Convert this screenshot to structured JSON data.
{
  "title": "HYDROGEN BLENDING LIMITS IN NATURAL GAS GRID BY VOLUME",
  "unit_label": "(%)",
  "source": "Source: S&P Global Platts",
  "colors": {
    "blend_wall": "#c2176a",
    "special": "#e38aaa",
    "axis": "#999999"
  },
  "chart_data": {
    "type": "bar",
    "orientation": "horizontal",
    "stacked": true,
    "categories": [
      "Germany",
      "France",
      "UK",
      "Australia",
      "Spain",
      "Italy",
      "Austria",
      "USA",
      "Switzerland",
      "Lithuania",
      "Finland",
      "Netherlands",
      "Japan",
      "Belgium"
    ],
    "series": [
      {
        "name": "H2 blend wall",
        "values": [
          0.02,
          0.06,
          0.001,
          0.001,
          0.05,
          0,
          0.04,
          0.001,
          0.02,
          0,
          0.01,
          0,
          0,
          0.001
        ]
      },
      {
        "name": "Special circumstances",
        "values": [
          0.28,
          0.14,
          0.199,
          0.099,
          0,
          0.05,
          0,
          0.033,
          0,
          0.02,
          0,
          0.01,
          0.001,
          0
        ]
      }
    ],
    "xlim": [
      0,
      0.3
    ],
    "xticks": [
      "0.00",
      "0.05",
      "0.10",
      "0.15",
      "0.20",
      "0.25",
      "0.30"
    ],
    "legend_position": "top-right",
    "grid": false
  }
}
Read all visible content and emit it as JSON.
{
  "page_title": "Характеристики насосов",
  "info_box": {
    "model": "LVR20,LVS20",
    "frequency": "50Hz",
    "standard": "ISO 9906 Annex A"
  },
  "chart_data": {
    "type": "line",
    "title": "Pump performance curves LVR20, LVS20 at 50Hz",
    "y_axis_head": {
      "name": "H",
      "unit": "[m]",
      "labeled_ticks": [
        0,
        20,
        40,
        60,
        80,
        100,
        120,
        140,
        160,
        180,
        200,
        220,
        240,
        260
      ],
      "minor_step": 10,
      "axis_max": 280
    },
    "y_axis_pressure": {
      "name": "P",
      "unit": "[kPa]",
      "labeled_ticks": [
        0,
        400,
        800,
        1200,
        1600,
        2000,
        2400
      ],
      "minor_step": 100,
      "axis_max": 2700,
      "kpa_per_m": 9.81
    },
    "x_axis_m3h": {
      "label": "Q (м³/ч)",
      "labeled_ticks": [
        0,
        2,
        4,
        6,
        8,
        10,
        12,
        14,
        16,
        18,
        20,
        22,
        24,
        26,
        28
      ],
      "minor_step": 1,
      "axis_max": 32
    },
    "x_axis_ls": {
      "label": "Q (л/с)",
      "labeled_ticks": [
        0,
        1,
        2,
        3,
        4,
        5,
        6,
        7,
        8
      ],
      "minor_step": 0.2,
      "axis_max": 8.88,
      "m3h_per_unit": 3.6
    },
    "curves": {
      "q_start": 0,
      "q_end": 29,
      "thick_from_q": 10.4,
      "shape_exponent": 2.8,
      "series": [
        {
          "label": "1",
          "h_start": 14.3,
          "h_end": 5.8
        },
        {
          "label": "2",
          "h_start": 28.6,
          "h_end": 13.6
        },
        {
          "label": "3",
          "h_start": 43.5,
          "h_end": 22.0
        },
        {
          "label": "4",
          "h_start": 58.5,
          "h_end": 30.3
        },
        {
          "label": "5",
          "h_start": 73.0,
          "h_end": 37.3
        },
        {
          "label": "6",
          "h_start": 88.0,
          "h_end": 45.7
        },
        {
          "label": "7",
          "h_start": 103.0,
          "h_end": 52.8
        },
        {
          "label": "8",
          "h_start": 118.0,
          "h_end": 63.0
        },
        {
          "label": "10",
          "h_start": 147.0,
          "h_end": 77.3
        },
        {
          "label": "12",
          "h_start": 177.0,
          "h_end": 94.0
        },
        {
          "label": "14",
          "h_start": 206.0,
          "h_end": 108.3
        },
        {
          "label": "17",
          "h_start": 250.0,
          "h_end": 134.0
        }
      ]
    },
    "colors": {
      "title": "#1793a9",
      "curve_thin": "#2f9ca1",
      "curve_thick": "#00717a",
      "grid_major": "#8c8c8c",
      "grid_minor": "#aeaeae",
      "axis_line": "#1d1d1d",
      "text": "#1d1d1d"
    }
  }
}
##########
**The task**
Where a line holds "JSON", copy that line.

**Expected output**
Convert this screenshot to structured JSON data.
Read all visible content and emit it as JSON.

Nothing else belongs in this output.